### AIM OF THE EXERCISE
Reproduce the data below in full and exclude every picture.

::: GIVEN RECORDS :::

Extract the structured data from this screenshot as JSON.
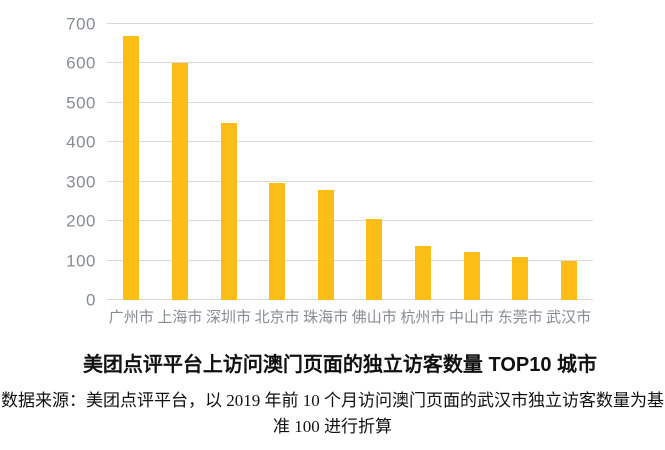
{
  "chart_data": {
    "type": "bar",
    "title": "美团点评平台上访问澳门页面的独立访客数量 TOP10 城市",
    "categories": [
      "广州市",
      "上海市",
      "深圳市",
      "北京市",
      "珠海市",
      "佛山市",
      "杭州市",
      "中山市",
      "东莞市",
      "武汉市"
    ],
    "values": [
      670,
      600,
      450,
      297,
      278,
      206,
      136,
      122,
      110,
      100
    ],
    "yticks": [
      0,
      100,
      200,
      300,
      400,
      500,
      600,
      700
    ],
    "ylim": [
      0,
      700
    ],
    "grid": true,
    "legend": false,
    "bar_color": "#fbbd16",
    "grid_color": "#d9d9d9",
    "tick_label_color": "#868c93",
    "source_note": {
      "line1": "数据来源：美团点评平台，以 2019 年前 10 个月访问澳门页面的武汉市独立访客数量为基",
      "line2": "准 100 进行折算"
    }
  }
}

:::

### WRITTEN SOLUTION
Extract the structured data from this screenshot as JSON.
{
  "chart_data": {
    "type": "bar",
    "title": "美团点评平台上访问澳门页面的独立访客数量 TOP10 城市",
    "categories": [
      "广州市",
      "上海市",
      "深圳市",
      "北京市",
      "珠海市",
      "佛山市",
      "杭州市",
      "中山市",
      "东莞市",
      "武汉市"
    ],
    "values": [
      670,
      600,
      450,
      297,
      278,
      206,
      136,
      122,
      110,
      100
    ],
    "yticks": [
      0,
      100,
      200,
      300,
      400,
      500,
      600,
      700
    ],
    "ylim": [
      0,
      700
    ],
    "grid": true,
    "legend": false,
    "bar_color": "#fbbd16",
    "grid_color": "#d9d9d9",
    "tick_label_color": "#868c93",
    "source_note": {
      "line1": "数据来源：美团点评平台，以 2019 年前 10 个月访问澳门页面的武汉市独立访客数量为基",
      "line2": "准 100 进行折算"
    }
  }
}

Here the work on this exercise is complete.